Exercise goal:
Below are entries to be transcribed exactly; exclude the pictures from the copy.

Listed records:
--*--

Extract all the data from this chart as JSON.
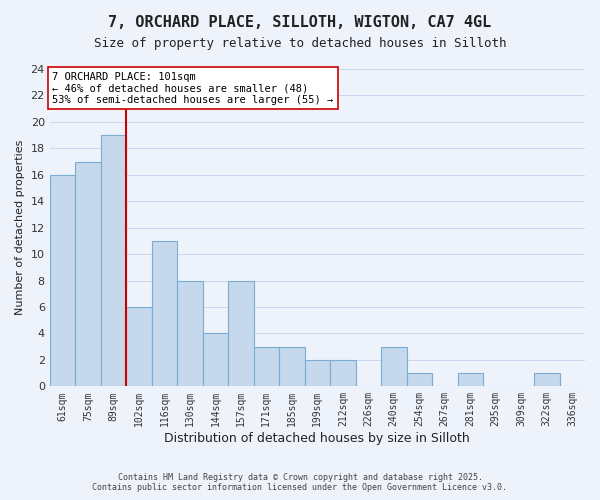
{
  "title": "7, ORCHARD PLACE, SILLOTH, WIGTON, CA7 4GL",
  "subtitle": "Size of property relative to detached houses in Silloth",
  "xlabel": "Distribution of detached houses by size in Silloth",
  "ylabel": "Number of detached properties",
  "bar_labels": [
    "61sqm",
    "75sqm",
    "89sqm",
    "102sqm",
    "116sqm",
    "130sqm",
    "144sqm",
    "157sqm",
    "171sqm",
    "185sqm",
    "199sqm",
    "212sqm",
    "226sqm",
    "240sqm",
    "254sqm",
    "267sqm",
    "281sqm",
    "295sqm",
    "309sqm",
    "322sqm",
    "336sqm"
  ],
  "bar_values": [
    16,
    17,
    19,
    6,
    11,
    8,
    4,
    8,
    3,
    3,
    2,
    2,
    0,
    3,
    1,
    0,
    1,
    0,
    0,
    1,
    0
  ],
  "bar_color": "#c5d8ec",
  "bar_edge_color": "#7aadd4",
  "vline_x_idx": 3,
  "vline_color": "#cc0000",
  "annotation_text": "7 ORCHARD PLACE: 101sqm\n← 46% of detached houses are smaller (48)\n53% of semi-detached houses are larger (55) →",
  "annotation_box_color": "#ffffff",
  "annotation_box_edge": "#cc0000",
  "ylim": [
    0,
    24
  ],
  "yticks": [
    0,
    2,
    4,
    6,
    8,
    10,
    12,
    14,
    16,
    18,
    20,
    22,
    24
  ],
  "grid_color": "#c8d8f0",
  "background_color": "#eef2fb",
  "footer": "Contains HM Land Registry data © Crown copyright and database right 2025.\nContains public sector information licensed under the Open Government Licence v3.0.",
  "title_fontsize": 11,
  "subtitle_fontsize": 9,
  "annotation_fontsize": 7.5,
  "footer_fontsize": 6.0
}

--*--

Written answer:
Extract all the data from this chart as JSON.
{
  "title": "7, ORCHARD PLACE, SILLOTH, WIGTON, CA7 4GL",
  "subtitle": "Size of property relative to detached houses in Silloth",
  "xlabel": "Distribution of detached houses by size in Silloth",
  "ylabel": "Number of detached properties",
  "bar_labels": [
    "61sqm",
    "75sqm",
    "89sqm",
    "102sqm",
    "116sqm",
    "130sqm",
    "144sqm",
    "157sqm",
    "171sqm",
    "185sqm",
    "199sqm",
    "212sqm",
    "226sqm",
    "240sqm",
    "254sqm",
    "267sqm",
    "281sqm",
    "295sqm",
    "309sqm",
    "322sqm",
    "336sqm"
  ],
  "bar_values": [
    16,
    17,
    19,
    6,
    11,
    8,
    4,
    8,
    3,
    3,
    2,
    2,
    0,
    3,
    1,
    0,
    1,
    0,
    0,
    1,
    0
  ],
  "bar_color": "#c5d8ec",
  "bar_edge_color": "#7aadd4",
  "vline_x_idx": 3,
  "vline_color": "#cc0000",
  "annotation_text": "7 ORCHARD PLACE: 101sqm\n← 46% of detached houses are smaller (48)\n53% of semi-detached houses are larger (55) →",
  "annotation_box_color": "#ffffff",
  "annotation_box_edge": "#cc0000",
  "ylim": [
    0,
    24
  ],
  "yticks": [
    0,
    2,
    4,
    6,
    8,
    10,
    12,
    14,
    16,
    18,
    20,
    22,
    24
  ],
  "grid_color": "#c8d8f0",
  "background_color": "#eef2fb",
  "footer": "Contains HM Land Registry data © Crown copyright and database right 2025.\nContains public sector information licensed under the Open Government Licence v3.0.",
  "title_fontsize": 11,
  "subtitle_fontsize": 9,
  "annotation_fontsize": 7.5,
  "footer_fontsize": 6.0
}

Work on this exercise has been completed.